Return all lines that include the string "badge".

Dataset rows:
--

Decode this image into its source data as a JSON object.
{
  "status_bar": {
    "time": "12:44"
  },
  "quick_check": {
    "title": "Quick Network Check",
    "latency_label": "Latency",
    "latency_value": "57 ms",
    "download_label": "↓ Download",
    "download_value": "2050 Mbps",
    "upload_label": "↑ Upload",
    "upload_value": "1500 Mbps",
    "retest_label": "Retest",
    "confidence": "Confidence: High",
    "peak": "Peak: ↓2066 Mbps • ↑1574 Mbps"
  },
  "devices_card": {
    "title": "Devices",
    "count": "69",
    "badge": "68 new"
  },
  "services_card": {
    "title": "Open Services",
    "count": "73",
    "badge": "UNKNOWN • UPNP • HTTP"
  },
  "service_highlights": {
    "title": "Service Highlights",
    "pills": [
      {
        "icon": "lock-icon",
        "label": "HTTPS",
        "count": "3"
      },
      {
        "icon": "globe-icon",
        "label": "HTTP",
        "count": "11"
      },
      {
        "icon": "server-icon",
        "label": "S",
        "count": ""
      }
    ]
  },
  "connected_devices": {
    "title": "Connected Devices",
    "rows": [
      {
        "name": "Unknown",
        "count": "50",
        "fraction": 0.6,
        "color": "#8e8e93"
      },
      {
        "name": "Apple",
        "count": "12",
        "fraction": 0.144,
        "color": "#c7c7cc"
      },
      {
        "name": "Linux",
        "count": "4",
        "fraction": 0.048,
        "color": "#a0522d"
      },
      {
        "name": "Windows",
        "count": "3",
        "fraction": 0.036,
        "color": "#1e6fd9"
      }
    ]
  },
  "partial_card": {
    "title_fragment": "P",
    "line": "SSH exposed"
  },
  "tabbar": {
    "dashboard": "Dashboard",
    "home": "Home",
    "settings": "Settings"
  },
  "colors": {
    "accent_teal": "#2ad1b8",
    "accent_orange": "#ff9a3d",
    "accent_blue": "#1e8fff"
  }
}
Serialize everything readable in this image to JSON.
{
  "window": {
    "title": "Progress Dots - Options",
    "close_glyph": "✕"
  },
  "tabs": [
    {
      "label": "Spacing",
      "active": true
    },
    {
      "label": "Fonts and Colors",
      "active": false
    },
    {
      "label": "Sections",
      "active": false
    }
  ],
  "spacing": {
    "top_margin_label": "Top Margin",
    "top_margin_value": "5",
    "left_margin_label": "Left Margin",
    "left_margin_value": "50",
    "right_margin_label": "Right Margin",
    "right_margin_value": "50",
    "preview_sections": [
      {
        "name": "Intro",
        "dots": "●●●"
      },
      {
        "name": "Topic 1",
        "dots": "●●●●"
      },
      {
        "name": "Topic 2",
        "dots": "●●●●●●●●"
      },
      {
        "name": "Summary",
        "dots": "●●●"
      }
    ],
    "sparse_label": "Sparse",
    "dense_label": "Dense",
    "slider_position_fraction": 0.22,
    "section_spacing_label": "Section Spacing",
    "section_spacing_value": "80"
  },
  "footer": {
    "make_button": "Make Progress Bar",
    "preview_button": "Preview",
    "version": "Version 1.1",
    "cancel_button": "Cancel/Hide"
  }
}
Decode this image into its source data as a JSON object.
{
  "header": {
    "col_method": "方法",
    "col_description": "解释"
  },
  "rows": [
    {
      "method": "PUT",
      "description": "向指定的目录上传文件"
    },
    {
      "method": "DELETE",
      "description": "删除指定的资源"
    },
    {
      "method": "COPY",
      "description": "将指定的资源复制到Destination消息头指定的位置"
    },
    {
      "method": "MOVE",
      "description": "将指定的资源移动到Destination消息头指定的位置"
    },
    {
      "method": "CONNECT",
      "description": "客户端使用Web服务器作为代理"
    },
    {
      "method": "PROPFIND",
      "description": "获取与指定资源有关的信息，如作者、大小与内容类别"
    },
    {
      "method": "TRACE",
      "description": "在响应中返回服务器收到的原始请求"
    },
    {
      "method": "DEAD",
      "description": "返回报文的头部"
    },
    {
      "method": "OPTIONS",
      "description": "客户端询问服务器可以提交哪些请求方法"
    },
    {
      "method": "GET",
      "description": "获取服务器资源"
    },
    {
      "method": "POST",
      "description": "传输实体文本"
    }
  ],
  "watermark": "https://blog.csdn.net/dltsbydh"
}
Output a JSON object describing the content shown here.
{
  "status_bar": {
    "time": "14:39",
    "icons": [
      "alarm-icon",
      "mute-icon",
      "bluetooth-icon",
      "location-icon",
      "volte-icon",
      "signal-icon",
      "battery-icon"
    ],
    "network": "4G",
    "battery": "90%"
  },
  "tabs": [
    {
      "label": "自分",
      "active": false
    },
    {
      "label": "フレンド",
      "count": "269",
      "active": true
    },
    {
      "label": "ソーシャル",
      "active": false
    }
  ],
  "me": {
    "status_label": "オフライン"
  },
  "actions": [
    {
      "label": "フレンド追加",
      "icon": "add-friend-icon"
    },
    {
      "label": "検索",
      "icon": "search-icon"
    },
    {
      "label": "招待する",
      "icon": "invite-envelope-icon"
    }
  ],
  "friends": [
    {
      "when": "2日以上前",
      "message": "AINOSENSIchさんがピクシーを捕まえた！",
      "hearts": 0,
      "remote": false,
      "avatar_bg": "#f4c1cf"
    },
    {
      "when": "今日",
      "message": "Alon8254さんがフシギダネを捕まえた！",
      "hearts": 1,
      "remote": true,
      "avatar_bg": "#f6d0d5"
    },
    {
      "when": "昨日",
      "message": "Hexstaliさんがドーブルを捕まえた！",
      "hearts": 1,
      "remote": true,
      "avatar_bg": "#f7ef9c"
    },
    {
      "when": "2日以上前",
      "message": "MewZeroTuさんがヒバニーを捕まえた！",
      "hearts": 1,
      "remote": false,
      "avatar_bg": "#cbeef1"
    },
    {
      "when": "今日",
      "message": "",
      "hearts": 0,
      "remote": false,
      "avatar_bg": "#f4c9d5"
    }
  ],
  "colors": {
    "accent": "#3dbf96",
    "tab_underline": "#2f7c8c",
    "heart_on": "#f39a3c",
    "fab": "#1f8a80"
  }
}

--

**Task result**
    "badge": "68 new"
    "badge": "UNKNOWN • UPNP • HTTP"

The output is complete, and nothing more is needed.